[Recorded data]

§ §

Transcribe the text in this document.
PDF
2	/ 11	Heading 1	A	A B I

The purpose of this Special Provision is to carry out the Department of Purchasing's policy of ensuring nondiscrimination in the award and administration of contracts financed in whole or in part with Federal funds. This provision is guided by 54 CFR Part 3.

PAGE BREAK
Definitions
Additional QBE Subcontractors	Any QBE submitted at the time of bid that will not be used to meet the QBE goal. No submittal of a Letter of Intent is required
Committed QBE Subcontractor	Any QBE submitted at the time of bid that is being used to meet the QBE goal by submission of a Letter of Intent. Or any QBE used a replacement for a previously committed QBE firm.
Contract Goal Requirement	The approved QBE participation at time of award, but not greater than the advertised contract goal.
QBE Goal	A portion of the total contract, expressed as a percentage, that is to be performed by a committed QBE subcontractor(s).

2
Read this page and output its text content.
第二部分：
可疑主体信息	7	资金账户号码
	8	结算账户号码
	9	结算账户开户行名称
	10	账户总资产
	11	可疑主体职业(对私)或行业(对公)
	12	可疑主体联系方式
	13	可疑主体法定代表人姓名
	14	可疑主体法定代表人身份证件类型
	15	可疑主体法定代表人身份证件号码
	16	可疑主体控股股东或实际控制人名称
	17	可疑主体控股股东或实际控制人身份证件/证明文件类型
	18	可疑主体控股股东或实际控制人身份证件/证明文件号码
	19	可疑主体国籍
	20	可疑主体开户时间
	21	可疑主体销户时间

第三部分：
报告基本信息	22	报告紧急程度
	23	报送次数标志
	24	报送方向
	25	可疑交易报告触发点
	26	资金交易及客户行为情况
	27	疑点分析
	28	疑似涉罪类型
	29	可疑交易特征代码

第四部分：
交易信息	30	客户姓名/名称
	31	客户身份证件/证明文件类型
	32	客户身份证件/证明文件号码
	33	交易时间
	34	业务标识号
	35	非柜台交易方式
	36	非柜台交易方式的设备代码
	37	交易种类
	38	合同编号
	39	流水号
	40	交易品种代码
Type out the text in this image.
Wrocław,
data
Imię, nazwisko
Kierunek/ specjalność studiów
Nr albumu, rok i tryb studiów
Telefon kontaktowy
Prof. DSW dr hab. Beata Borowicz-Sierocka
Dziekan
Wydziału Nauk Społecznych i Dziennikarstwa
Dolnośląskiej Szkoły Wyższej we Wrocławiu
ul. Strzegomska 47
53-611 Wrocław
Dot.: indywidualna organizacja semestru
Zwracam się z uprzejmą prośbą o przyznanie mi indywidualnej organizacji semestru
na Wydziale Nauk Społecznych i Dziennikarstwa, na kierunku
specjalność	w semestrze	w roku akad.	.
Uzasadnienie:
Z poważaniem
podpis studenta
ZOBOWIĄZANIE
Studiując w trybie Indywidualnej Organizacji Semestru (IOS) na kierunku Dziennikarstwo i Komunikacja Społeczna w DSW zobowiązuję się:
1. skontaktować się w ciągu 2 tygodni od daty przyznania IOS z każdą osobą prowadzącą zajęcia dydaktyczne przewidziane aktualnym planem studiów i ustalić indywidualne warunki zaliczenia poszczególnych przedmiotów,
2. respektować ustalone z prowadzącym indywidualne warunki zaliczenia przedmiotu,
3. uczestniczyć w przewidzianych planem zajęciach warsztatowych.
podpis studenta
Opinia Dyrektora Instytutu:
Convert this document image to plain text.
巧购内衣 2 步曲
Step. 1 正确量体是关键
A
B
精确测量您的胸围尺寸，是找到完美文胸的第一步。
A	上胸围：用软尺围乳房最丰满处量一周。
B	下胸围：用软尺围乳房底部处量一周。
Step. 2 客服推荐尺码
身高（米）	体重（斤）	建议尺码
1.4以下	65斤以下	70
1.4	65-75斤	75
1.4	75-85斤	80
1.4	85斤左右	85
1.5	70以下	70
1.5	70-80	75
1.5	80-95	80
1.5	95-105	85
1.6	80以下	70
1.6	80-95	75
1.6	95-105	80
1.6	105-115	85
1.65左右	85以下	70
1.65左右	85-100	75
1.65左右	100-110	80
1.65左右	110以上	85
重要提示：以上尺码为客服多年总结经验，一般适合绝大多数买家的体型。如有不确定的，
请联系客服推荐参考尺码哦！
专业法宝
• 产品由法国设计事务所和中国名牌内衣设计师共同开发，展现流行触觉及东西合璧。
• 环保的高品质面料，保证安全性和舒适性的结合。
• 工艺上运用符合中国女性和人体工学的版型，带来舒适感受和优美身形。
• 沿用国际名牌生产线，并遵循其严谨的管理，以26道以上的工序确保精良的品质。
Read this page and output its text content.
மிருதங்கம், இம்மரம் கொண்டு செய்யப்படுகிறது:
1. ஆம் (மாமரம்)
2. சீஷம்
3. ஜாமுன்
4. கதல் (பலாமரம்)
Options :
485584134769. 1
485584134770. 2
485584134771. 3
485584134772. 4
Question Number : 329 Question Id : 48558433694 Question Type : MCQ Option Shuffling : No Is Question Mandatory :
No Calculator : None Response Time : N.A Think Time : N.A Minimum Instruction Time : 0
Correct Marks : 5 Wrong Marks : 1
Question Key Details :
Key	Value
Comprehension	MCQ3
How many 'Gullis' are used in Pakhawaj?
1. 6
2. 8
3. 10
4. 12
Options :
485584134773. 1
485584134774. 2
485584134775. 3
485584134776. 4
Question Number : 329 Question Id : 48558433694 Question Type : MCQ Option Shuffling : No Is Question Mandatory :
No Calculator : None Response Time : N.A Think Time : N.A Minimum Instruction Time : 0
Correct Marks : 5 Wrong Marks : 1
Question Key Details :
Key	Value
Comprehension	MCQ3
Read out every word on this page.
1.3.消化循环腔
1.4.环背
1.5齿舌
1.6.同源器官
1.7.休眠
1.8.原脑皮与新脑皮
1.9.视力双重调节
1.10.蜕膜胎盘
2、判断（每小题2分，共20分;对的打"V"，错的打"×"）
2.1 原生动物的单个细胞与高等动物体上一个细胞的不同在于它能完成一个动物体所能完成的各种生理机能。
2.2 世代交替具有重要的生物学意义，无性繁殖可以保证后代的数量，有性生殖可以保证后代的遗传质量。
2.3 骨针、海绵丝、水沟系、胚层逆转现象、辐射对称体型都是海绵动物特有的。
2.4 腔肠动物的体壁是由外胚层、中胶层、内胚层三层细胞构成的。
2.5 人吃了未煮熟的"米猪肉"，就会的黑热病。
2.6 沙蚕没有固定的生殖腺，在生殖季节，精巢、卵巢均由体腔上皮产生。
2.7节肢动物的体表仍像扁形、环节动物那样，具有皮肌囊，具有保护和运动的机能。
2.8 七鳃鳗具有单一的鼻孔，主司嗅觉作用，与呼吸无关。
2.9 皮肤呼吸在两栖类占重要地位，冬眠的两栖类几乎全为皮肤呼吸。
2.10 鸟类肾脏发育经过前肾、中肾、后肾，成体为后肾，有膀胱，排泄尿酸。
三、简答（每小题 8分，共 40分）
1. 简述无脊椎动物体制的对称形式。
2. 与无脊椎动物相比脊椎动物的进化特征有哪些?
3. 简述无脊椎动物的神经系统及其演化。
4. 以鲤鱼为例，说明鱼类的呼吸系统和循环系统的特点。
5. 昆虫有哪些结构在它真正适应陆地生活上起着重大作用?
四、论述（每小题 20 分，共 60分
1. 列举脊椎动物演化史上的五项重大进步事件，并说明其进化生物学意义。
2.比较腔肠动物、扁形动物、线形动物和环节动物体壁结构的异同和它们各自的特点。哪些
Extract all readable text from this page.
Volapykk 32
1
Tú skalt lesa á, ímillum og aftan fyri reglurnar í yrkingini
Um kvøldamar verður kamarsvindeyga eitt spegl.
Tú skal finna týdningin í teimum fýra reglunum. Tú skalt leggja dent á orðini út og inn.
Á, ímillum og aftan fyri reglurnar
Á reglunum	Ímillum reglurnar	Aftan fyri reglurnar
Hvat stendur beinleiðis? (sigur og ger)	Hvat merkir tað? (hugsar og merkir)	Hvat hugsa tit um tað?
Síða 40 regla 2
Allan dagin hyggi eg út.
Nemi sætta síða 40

§ §

#### Work to be completed:
Find every line in the records that has the string "证明文件号码", then state how many there are and nothing else.

#### Result for this task:
2